— begin —
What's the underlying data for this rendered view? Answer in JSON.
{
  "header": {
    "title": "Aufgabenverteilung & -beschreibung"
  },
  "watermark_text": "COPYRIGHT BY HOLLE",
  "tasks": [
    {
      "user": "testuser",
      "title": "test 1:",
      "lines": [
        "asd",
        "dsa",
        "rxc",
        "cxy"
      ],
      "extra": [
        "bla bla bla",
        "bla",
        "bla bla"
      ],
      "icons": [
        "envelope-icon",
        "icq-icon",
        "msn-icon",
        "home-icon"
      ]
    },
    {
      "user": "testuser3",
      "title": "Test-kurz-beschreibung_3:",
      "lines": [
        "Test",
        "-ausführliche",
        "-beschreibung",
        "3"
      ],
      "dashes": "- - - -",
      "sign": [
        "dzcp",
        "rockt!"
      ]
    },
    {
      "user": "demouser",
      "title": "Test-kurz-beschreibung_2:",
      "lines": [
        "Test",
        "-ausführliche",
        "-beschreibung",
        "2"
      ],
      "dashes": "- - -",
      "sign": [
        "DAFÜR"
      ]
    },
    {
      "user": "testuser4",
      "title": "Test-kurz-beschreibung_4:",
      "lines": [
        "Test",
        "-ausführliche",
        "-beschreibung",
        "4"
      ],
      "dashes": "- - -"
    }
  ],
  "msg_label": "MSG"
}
— end —
● **Task description**
Reproduce the records in full, exactly as written.

● **Task output**
What's the underlying data for this rendered view? Answer in JSON.
{
  "header": {
    "title": "Aufgabenverteilung & -beschreibung"
  },
  "watermark_text": "COPYRIGHT BY HOLLE",
  "tasks": [
    {
      "user": "testuser",
      "title": "test 1:",
      "lines": [
        "asd",
        "dsa",
        "rxc",
        "cxy"
      ],
      "extra": [
        "bla bla bla",
        "bla",
        "bla bla"
      ],
      "icons": [
        "envelope-icon",
        "icq-icon",
        "msn-icon",
        "home-icon"
      ]
    },
    {
      "user": "testuser3",
      "title": "Test-kurz-beschreibung_3:",
      "lines": [
        "Test",
        "-ausführliche",
        "-beschreibung",
        "3"
      ],
      "dashes": "- - - -",
      "sign": [
        "dzcp",
        "rockt!"
      ]
    },
    {
      "user": "demouser",
      "title": "Test-kurz-beschreibung_2:",
      "lines": [
        "Test",
        "-ausführliche",
        "-beschreibung",
        "2"
      ],
      "dashes": "- - -",
      "sign": [
        "DAFÜR"
      ]
    },
    {
      "user": "testuser4",
      "title": "Test-kurz-beschreibung_4:",
      "lines": [
        "Test",
        "-ausführliche",
        "-beschreibung",
        "4"
      ],
      "dashes": "- - -"
    }
  ],
  "msg_label": "MSG"
}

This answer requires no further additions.